* Excerpt to read *
> Besides RaTG13 and RmYN02, very recently SARS-CoV-2-related coronaviruses were isolated from two Rhinolophus shamelibats (RshSTT200 and RshSTT182). These animals were sampled in Cambodia in 2010, and samples were processed for sequencing recently.(55) The whole genome comparisons indicated that these viruses overall shared the nucleotide identity of 92.6% with SARS-CoV-2. The results suggest that the geographical distribution of SARS-CoV-2 related viruses is much wider than previously expected.(55)Another study found related viruses in Thailand, in Rhinolophus acuminatus bats, where near identical viruses were found in five animals from a single colony, suggesting a colony-specific sequence signature.(55a)The above-mentioned bat viruses differ in their ability to bind to the human ACE2 receptor from RmYN02, but both RmYN02 and RshSTT200/182 share part of the furin-cleavage site unique to SARS-CoV-2. There is evidence of recombination in the evolutionary history of these Thailand bat coronaviruses.

* Required action *
In the passage on bat coronaviruses related to SARS-CoV-2, explain in one to three sentences what finding led to the suggestion of a colony-specific sequence signature.

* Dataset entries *

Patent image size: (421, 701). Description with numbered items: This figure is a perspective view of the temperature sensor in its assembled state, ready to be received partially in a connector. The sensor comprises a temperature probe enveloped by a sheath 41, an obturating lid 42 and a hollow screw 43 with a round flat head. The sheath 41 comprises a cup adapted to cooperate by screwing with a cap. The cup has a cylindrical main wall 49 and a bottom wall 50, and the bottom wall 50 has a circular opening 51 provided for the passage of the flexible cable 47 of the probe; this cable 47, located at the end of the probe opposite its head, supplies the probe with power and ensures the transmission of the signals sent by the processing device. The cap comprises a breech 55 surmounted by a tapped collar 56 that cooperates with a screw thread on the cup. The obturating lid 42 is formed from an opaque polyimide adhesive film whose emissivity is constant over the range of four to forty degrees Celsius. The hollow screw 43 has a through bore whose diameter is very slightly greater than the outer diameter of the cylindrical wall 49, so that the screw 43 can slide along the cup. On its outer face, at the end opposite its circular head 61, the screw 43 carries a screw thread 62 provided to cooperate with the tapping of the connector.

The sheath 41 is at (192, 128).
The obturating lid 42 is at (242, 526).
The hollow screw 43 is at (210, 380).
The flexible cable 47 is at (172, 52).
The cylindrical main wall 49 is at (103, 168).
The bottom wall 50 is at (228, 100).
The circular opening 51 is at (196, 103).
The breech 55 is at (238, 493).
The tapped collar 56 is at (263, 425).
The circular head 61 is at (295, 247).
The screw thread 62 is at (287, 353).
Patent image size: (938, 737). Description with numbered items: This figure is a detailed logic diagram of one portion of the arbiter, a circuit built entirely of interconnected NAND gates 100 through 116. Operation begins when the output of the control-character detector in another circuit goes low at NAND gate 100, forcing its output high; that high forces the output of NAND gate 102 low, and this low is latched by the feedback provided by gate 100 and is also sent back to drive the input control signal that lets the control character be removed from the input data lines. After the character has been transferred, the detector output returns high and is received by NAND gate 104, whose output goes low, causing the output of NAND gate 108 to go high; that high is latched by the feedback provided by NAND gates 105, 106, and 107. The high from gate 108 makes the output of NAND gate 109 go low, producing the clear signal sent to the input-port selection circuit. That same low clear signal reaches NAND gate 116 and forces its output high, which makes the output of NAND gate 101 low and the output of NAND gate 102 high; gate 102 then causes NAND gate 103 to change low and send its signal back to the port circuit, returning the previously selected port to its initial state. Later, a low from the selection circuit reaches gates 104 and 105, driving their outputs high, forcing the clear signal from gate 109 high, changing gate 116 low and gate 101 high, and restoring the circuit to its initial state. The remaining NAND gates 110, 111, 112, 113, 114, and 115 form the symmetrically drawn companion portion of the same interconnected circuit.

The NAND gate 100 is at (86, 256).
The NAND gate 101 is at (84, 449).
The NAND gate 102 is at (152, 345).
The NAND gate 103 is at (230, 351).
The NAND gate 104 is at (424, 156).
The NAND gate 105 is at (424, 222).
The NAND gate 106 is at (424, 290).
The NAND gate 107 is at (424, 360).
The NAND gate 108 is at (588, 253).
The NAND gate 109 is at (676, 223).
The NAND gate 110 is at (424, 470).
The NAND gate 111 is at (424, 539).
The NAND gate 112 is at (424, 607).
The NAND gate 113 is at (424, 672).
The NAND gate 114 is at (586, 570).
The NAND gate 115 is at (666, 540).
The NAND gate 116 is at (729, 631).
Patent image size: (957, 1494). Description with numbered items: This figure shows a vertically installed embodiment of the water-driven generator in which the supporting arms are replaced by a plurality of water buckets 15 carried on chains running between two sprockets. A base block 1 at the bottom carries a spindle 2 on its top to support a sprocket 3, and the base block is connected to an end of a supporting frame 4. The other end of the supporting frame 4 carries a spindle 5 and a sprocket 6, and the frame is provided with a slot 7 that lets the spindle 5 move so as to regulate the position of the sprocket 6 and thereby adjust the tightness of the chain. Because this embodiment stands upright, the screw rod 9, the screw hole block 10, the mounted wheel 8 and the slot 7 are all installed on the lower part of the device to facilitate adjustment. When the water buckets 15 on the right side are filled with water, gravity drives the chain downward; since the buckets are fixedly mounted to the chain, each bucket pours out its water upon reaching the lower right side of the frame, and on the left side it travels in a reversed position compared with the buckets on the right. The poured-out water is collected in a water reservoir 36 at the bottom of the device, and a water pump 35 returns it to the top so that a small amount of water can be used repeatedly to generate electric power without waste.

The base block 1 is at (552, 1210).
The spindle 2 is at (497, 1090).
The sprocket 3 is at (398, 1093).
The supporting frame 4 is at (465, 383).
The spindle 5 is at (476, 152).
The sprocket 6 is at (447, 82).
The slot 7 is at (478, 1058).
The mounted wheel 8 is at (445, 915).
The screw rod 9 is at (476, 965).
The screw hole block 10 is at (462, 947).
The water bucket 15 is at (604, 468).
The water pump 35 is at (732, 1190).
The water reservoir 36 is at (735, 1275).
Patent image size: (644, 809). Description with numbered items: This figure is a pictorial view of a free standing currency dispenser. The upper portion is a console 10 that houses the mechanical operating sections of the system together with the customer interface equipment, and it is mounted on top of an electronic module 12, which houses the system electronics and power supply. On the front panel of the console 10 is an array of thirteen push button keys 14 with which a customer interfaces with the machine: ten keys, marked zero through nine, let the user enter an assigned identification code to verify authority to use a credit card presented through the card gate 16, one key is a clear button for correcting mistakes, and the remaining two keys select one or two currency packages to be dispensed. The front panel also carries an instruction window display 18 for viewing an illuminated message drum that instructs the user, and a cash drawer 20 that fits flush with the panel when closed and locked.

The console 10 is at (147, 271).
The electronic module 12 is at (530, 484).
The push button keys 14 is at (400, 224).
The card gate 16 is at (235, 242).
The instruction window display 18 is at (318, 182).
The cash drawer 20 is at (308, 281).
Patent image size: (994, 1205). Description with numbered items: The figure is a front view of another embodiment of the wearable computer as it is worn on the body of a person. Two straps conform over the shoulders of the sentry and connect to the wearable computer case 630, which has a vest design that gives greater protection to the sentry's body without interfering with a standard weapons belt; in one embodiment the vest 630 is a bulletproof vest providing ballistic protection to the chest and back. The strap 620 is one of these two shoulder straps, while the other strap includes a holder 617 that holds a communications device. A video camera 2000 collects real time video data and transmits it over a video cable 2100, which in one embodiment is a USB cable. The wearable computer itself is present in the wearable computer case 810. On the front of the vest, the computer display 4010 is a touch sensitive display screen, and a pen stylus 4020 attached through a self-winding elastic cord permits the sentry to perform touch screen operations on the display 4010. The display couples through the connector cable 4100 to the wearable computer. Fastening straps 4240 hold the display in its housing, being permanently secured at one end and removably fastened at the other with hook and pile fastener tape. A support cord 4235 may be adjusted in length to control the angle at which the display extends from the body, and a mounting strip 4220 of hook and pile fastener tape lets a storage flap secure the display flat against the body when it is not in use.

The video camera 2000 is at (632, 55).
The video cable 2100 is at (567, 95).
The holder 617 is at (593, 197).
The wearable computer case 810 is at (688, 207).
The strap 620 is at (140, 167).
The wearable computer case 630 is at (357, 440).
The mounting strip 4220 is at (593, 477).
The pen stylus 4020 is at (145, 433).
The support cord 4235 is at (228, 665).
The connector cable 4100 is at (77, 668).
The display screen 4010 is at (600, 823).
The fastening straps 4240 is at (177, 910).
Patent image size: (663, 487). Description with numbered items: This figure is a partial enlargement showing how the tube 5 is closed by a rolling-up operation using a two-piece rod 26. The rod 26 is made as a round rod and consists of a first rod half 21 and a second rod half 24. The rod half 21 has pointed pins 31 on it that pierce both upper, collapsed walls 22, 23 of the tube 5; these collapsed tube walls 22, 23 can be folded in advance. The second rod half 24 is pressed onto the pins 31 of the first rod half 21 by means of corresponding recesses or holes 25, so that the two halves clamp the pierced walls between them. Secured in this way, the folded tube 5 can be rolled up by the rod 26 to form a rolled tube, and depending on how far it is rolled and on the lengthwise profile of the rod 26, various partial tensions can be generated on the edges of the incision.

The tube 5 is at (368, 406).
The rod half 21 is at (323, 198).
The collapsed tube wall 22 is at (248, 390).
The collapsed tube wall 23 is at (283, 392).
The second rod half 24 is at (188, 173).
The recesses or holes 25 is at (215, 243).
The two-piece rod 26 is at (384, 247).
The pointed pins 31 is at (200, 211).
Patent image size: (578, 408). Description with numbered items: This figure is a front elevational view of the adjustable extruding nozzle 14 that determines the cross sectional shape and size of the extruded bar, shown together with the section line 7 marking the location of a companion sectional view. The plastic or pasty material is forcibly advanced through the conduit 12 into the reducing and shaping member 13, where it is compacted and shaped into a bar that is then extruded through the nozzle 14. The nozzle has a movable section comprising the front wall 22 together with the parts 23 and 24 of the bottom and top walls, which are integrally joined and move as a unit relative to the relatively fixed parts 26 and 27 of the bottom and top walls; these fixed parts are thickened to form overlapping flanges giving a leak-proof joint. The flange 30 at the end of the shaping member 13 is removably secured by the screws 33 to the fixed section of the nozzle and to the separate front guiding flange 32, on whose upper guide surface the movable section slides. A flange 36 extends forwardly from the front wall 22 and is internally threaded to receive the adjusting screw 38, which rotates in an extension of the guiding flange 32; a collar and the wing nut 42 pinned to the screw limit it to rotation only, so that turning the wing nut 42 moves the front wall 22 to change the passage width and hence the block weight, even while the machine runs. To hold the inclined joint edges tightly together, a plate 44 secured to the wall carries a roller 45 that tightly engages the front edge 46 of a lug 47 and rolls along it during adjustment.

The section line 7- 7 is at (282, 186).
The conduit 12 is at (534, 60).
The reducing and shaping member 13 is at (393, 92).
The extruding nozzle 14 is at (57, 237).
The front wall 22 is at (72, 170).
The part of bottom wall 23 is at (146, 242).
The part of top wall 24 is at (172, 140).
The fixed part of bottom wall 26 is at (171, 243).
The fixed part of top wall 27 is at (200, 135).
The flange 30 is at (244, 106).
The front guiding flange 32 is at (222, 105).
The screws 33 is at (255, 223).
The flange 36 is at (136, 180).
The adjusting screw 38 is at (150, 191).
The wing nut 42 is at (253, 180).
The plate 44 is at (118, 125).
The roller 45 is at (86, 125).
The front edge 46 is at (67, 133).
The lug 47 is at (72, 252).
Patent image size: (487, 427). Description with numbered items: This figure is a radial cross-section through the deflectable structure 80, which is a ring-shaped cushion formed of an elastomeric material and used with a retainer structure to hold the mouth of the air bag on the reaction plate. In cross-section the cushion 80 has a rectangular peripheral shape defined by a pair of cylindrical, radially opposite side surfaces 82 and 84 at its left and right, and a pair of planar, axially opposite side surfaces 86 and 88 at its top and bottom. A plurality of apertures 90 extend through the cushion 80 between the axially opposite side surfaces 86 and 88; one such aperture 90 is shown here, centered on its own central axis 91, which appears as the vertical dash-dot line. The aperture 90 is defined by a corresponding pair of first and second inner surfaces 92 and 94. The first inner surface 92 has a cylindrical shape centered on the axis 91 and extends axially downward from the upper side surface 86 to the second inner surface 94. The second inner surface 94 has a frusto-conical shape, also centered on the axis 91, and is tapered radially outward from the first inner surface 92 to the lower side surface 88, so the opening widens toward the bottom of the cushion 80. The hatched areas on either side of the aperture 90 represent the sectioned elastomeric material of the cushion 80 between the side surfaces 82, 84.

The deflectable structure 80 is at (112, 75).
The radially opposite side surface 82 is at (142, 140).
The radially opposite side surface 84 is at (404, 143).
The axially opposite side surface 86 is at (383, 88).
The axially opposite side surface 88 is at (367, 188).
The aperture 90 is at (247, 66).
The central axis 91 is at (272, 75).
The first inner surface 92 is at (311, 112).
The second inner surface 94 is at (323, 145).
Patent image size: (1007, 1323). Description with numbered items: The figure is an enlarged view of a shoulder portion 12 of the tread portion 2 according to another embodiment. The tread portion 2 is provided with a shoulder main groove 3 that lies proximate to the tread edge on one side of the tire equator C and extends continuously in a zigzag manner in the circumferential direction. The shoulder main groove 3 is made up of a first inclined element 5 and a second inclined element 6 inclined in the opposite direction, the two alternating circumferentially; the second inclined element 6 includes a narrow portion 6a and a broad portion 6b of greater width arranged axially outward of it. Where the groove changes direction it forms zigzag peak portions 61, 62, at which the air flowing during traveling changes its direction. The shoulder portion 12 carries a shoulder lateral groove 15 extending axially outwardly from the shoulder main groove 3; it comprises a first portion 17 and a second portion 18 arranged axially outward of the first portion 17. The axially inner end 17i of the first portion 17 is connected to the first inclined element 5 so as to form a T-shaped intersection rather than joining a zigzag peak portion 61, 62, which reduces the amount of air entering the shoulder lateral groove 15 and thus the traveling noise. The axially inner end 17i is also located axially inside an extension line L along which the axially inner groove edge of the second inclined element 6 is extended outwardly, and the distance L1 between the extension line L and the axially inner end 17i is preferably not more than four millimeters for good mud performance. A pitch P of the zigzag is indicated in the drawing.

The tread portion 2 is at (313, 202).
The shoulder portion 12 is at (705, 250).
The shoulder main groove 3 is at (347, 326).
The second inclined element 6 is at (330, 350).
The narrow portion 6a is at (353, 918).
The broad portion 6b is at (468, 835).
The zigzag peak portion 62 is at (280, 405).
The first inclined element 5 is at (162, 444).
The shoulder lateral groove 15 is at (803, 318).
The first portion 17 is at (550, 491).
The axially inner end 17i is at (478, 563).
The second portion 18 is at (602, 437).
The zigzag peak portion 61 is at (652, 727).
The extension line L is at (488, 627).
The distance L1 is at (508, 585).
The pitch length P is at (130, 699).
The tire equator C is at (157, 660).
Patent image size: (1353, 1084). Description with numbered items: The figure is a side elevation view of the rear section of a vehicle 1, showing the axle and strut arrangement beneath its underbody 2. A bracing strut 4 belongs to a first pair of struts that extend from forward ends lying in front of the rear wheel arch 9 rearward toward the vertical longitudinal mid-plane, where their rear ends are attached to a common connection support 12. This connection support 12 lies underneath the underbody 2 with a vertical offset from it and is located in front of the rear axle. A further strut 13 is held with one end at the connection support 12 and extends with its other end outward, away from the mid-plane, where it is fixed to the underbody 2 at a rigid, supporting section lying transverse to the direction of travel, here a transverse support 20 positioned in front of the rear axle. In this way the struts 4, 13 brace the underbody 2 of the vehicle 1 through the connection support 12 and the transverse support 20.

* Answer below *
In Thailand, related viruses were found in Rhinolophus acuminatus bats, and near identical viruses turned up in five animals from a single colony. That finding points to a sequence signature specific to that colony.